- **AIM**
Reproduce the listing below verbatim, keeping every line in its original order.

══ THE INPUT ══

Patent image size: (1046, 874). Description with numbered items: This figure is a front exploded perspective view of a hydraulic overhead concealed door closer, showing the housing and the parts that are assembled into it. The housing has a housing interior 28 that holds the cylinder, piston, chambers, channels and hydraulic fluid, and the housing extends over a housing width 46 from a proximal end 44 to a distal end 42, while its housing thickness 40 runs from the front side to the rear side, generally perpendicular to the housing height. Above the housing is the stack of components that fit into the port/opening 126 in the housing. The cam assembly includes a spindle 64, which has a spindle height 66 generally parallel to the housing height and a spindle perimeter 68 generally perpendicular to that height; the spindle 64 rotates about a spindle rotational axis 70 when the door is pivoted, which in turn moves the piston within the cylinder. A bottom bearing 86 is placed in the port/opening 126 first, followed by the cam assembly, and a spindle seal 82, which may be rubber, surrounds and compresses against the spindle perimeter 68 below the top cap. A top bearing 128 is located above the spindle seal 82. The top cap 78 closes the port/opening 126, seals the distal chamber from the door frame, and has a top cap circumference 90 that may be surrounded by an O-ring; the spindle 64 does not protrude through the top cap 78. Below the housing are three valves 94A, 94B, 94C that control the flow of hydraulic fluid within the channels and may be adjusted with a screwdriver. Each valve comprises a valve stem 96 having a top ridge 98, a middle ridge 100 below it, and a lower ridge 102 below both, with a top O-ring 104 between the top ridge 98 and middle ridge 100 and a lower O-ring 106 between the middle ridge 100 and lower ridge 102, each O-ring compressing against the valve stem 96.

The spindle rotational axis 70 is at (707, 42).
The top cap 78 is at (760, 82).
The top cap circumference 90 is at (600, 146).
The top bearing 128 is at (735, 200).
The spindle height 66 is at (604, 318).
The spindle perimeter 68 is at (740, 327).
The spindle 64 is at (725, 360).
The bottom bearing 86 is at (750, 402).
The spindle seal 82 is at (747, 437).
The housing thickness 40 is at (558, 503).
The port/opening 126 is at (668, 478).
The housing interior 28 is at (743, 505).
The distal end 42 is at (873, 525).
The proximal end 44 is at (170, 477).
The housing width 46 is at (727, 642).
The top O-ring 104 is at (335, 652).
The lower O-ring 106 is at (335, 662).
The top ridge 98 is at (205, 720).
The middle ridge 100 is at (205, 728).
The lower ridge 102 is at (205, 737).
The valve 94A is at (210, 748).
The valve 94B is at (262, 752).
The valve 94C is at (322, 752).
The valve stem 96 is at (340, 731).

═══

- **EXERCISE RESPONSE**
Patent image size: (1046, 874). Description with numbered items: This figure is a front exploded perspective view of a hydraulic overhead concealed door closer, showing the housing and the parts that are assembled into it. The housing has a housing interior 28 that holds the cylinder, piston, chambers, channels and hydraulic fluid, and the housing extends over a housing width 46 from a proximal end 44 to a distal end 42, while its housing thickness 40 runs from the front side to the rear side, generally perpendicular to the housing height. Above the housing is the stack of components that fit into the port/opening 126 in the housing. The cam assembly includes a spindle 64, which has a spindle height 66 generally parallel to the housing height and a spindle perimeter 68 generally perpendicular to that height; the spindle 64 rotates about a spindle rotational axis 70 when the door is pivoted, which in turn moves the piston within the cylinder. A bottom bearing 86 is placed in the port/opening 126 first, followed by the cam assembly, and a spindle seal 82, which may be rubber, surrounds and compresses against the spindle perimeter 68 below the top cap. A top bearing 128 is located above the spindle seal 82. The top cap 78 closes the port/opening 126, seals the distal chamber from the door frame, and has a top cap circumference 90 that may be surrounded by an O-ring; the spindle 64 does not protrude through the top cap 78. Below the housing are three valves 94A, 94B, 94C that control the flow of hydraulic fluid within the channels and may be adjusted with a screwdriver. Each valve comprises a valve stem 96 having a top ridge 98, a middle ridge 100 below it, and a lower ridge 102 below both, with a top O-ring 104 between the top ridge 98 and middle ridge 100 and a lower O-ring 106 between the middle ridge 100 and lower ridge 102, each O-ring compressing against the valve stem 96.

The spindle rotational axis 70 is at (707, 42).
The top cap 78 is at (760, 82).
The top cap circumference 90 is at (600, 146).
The top bearing 128 is at (735, 200).
The spindle height 66 is at (604, 318).
The spindle perimeter 68 is at (740, 327).
The spindle 64 is at (725, 360).
The bottom bearing 86 is at (750, 402).
The spindle seal 82 is at (747, 437).
The housing thickness 40 is at (558, 503).
The port/opening 126 is at (668, 478).
The housing interior 28 is at (743, 505).
The distal end 42 is at (873, 525).
The proximal end 44 is at (170, 477).
The housing width 46 is at (727, 642).
The top O-ring 104 is at (335, 652).
The lower O-ring 106 is at (335, 662).
The top ridge 98 is at (205, 720).
The middle ridge 100 is at (205, 728).
The lower ridge 102 is at (205, 737).
The valve 94A is at (210, 748).
The valve 94B is at (262, 752).
The valve 94C is at (322, 752).
The valve stem 96 is at (340, 731).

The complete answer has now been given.